▶ [WHAT IS NEEDED]:
Repeat the full listing, word for word.

==== EXERCISE MATERIAL

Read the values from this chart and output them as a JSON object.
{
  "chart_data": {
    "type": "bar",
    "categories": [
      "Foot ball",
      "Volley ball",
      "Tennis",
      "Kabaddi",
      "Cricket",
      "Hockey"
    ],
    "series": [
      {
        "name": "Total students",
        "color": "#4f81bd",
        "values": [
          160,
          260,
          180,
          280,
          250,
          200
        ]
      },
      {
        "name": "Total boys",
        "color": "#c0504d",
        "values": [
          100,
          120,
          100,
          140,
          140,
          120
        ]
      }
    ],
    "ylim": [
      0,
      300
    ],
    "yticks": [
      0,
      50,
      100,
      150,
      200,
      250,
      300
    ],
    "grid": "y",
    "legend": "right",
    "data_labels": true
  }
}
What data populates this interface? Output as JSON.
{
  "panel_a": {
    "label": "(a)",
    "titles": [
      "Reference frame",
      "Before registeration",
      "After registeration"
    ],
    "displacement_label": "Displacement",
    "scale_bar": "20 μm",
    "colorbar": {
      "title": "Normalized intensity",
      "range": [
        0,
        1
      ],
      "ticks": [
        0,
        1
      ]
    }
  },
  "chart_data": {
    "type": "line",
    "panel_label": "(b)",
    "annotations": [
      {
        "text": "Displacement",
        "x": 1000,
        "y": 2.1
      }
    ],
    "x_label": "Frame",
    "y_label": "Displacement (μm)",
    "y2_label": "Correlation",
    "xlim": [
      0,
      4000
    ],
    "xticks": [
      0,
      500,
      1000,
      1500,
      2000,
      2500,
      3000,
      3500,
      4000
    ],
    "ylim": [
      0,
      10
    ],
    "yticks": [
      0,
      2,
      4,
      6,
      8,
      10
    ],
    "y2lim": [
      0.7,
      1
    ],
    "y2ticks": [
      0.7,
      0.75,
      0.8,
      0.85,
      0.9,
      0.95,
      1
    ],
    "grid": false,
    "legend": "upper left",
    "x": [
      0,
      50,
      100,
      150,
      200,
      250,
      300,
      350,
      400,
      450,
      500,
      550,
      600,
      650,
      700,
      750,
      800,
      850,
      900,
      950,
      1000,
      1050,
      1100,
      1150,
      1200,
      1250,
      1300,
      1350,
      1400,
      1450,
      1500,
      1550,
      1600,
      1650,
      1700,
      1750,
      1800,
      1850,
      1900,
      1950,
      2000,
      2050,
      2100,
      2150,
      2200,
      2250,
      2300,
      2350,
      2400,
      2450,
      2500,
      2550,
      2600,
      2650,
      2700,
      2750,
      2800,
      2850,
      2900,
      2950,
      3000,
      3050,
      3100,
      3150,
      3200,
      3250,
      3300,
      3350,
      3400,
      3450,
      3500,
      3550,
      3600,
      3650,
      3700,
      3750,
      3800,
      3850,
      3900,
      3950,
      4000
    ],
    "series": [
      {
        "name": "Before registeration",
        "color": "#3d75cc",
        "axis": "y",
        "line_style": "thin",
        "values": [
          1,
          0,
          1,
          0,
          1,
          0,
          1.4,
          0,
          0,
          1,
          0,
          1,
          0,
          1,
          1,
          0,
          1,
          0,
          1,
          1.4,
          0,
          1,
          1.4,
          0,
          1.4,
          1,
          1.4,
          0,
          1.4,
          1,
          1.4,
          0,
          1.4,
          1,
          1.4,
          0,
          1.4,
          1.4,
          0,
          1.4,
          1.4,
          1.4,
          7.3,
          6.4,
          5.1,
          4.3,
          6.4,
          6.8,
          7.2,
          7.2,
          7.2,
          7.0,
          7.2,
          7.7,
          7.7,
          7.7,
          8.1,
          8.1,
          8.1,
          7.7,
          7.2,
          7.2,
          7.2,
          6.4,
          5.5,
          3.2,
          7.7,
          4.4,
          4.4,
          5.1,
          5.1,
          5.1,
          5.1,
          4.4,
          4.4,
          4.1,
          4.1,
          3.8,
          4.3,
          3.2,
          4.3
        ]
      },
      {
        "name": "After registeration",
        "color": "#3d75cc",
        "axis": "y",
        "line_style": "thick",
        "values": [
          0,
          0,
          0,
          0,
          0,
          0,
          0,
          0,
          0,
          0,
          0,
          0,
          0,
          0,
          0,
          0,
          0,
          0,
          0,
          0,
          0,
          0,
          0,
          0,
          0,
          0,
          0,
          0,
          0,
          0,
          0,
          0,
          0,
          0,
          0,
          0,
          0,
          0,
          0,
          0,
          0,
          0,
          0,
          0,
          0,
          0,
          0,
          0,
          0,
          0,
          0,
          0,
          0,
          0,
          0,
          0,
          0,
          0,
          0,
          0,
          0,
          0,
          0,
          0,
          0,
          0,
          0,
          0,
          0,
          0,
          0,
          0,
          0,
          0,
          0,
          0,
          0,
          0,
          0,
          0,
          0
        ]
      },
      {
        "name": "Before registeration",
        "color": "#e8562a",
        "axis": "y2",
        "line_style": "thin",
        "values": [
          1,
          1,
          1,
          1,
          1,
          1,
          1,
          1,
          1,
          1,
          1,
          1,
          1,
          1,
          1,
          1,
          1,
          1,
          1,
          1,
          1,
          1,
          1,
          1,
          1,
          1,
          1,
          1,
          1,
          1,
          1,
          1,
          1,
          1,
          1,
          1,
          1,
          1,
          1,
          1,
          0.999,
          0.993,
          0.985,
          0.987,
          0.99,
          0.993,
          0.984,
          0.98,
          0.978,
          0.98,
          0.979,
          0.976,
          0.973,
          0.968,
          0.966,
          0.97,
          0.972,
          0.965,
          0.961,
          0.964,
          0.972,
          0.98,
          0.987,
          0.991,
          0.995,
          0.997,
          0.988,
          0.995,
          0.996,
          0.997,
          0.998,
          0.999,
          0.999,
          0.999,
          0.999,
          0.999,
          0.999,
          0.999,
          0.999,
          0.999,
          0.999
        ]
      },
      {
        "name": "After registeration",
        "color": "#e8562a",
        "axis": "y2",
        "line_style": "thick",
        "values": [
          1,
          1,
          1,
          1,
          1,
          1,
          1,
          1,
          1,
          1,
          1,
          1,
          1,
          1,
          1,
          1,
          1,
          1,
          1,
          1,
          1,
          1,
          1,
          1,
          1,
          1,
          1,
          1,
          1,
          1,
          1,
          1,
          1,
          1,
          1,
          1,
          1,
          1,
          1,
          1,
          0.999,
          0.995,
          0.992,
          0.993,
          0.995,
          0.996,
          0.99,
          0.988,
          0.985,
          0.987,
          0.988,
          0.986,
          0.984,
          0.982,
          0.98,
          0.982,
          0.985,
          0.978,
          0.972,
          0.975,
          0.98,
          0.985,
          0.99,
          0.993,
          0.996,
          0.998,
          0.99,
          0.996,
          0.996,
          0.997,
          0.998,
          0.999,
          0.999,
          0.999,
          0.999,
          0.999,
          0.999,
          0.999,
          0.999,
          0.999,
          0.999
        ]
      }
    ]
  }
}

========

▶ [REPLY TO THE TASK]:
Read the values from this chart and output them as a JSON object.
{
  "chart_data": {
    "type": "bar",
    "categories": [
      "Foot ball",
      "Volley ball",
      "Tennis",
      "Kabaddi",
      "Cricket",
      "Hockey"
    ],
    "series": [
      {
        "name": "Total students",
        "color": "#4f81bd",
        "values": [
          160,
          260,
          180,
          280,
          250,
          200
        ]
      },
      {
        "name": "Total boys",
        "color": "#c0504d",
        "values": [
          100,
          120,
          100,
          140,
          140,
          120
        ]
      }
    ],
    "ylim": [
      0,
      300
    ],
    "yticks": [
      0,
      50,
      100,
      150,
      200,
      250,
      300
    ],
    "grid": "y",
    "legend": "right",
    "data_labels": true
  }
}
What data populates this interface? Output as JSON.
{
  "panel_a": {
    "label": "(a)",
    "titles": [
      "Reference frame",
      "Before registeration",
      "After registeration"
    ],
    "displacement_label": "Displacement",
    "scale_bar": "20 μm",
    "colorbar": {
      "title": "Normalized intensity",
      "range": [
        0,
        1
      ],
      "ticks": [
        0,
        1
      ]
    }
  },
  "chart_data": {
    "type": "line",
    "panel_label": "(b)",
    "annotations": [
      {
        "text": "Displacement",
        "x": 1000,
        "y": 2.1
      }
    ],
    "x_label": "Frame",
    "y_label": "Displacement (μm)",
    "y2_label": "Correlation",
    "xlim": [
      0,
      4000
    ],
    "xticks": [
      0,
      500,
      1000,
      1500,
      2000,
      2500,
      3000,
      3500,
      4000
    ],
    "ylim": [
      0,
      10
    ],
    "yticks": [
      0,
      2,
      4,
      6,
      8,
      10
    ],
    "y2lim": [
      0.7,
      1
    ],
    "y2ticks": [
      0.7,
      0.75,
      0.8,
      0.85,
      0.9,
      0.95,
      1
    ],
    "grid": false,
    "legend": "upper left",
    "x": [
      0,
      50,
      100,
      150,
      200,
      250,
      300,
      350,
      400,
      450,
      500,
      550,
      600,
      650,
      700,
      750,
      800,
      850,
      900,
      950,
      1000,
      1050,
      1100,
      1150,
      1200,
      1250,
      1300,
      1350,
      1400,
      1450,
      1500,
      1550,
      1600,
      1650,
      1700,
      1750,
      1800,
      1850,
      1900,
      1950,
      2000,
      2050,
      2100,
      2150,
      2200,
      2250,
      2300,
      2350,
      2400,
      2450,
      2500,
      2550,
      2600,
      2650,
      2700,
      2750,
      2800,
      2850,
      2900,
      2950,
      3000,
      3050,
      3100,
      3150,
      3200,
      3250,
      3300,
      3350,
      3400,
      3450,
      3500,
      3550,
      3600,
      3650,
      3700,
      3750,
      3800,
      3850,
      3900,
      3950,
      4000
    ],
    "series": [
      {
        "name": "Before registeration",
        "color": "#3d75cc",
        "axis": "y",
        "line_style": "thin",
        "values": [
          1,
          0,
          1,
          0,
          1,
          0,
          1.4,
          0,
          0,
          1,
          0,
          1,
          0,
          1,
          1,
          0,
          1,
          0,
          1,
          1.4,
          0,
          1,
          1.4,
          0,
          1.4,
          1,
          1.4,
          0,
          1.4,
          1,
          1.4,
          0,
          1.4,
          1,
          1.4,
          0,
          1.4,
          1.4,
          0,
          1.4,
          1.4,
          1.4,
          7.3,
          6.4,
          5.1,
          4.3,
          6.4,
          6.8,
          7.2,
          7.2,
          7.2,
          7.0,
          7.2,
          7.7,
          7.7,
          7.7,
          8.1,
          8.1,
          8.1,
          7.7,
          7.2,
          7.2,
          7.2,
          6.4,
          5.5,
          3.2,
          7.7,
          4.4,
          4.4,
          5.1,
          5.1,
          5.1,
          5.1,
          4.4,
          4.4,
          4.1,
          4.1,
          3.8,
          4.3,
          3.2,
          4.3
        ]
      },
      {
        "name": "After registeration",
        "color": "#3d75cc",
        "axis": "y",
        "line_style": "thick",
        "values": [
          0,
          0,
          0,
          0,
          0,
          0,
          0,
          0,
          0,
          0,
          0,
          0,
          0,
          0,
          0,
          0,
          0,
          0,
          0,
          0,
          0,
          0,
          0,
          0,
          0,
          0,
          0,
          0,
          0,
          0,
          0,
          0,
          0,
          0,
          0,
          0,
          0,
          0,
          0,
          0,
          0,
          0,
          0,
          0,
          0,
          0,
          0,
          0,
          0,
          0,
          0,
          0,
          0,
          0,
          0,
          0,
          0,
          0,
          0,
          0,
          0,
          0,
          0,
          0,
          0,
          0,
          0,
          0,
          0,
          0,
          0,
          0,
          0,
          0,
          0,
          0,
          0,
          0,
          0,
          0,
          0
        ]
      },
      {
        "name": "Before registeration",
        "color": "#e8562a",
        "axis": "y2",
        "line_style": "thin",
        "values": [
          1,
          1,
          1,
          1,
          1,
          1,
          1,
          1,
          1,
          1,
          1,
          1,
          1,
          1,
          1,
          1,
          1,
          1,
          1,
          1,
          1,
          1,
          1,
          1,
          1,
          1,
          1,
          1,
          1,
          1,
          1,
          1,
          1,
          1,
          1,
          1,
          1,
          1,
          1,
          1,
          0.999,
          0.993,
          0.985,
          0.987,
          0.99,
          0.993,
          0.984,
          0.98,
          0.978,
          0.98,
          0.979,
          0.976,
          0.973,
          0.968,
          0.966,
          0.97,
          0.972,
          0.965,
          0.961,
          0.964,
          0.972,
          0.98,
          0.987,
          0.991,
          0.995,
          0.997,
          0.988,
          0.995,
          0.996,
          0.997,
          0.998,
          0.999,
          0.999,
          0.999,
          0.999,
          0.999,
          0.999,
          0.999,
          0.999,
          0.999,
          0.999
        ]
      },
      {
        "name": "After registeration",
        "color": "#e8562a",
        "axis": "y2",
        "line_style": "thick",
        "values": [
          1,
          1,
          1,
          1,
          1,
          1,
          1,
          1,
          1,
          1,
          1,
          1,
          1,
          1,
          1,
          1,
          1,
          1,
          1,
          1,
          1,
          1,
          1,
          1,
          1,
          1,
          1,
          1,
          1,
          1,
          1,
          1,
          1,
          1,
          1,
          1,
          1,
          1,
          1,
          1,
          0.999,
          0.995,
          0.992,
          0.993,
          0.995,
          0.996,
          0.99,
          0.988,
          0.985,
          0.987,
          0.988,
          0.986,
          0.984,
          0.982,
          0.98,
          0.982,
          0.985,
          0.978,
          0.972,
          0.975,
          0.98,
          0.985,
          0.99,
          0.993,
          0.996,
          0.998,
          0.99,
          0.996,
          0.996,
          0.997,
          0.998,
          0.999,
          0.999,
          0.999,
          0.999,
          0.999,
          0.999,
          0.999,
          0.999,
          0.999,
          0.999
        ]
      }
    ]
  }
}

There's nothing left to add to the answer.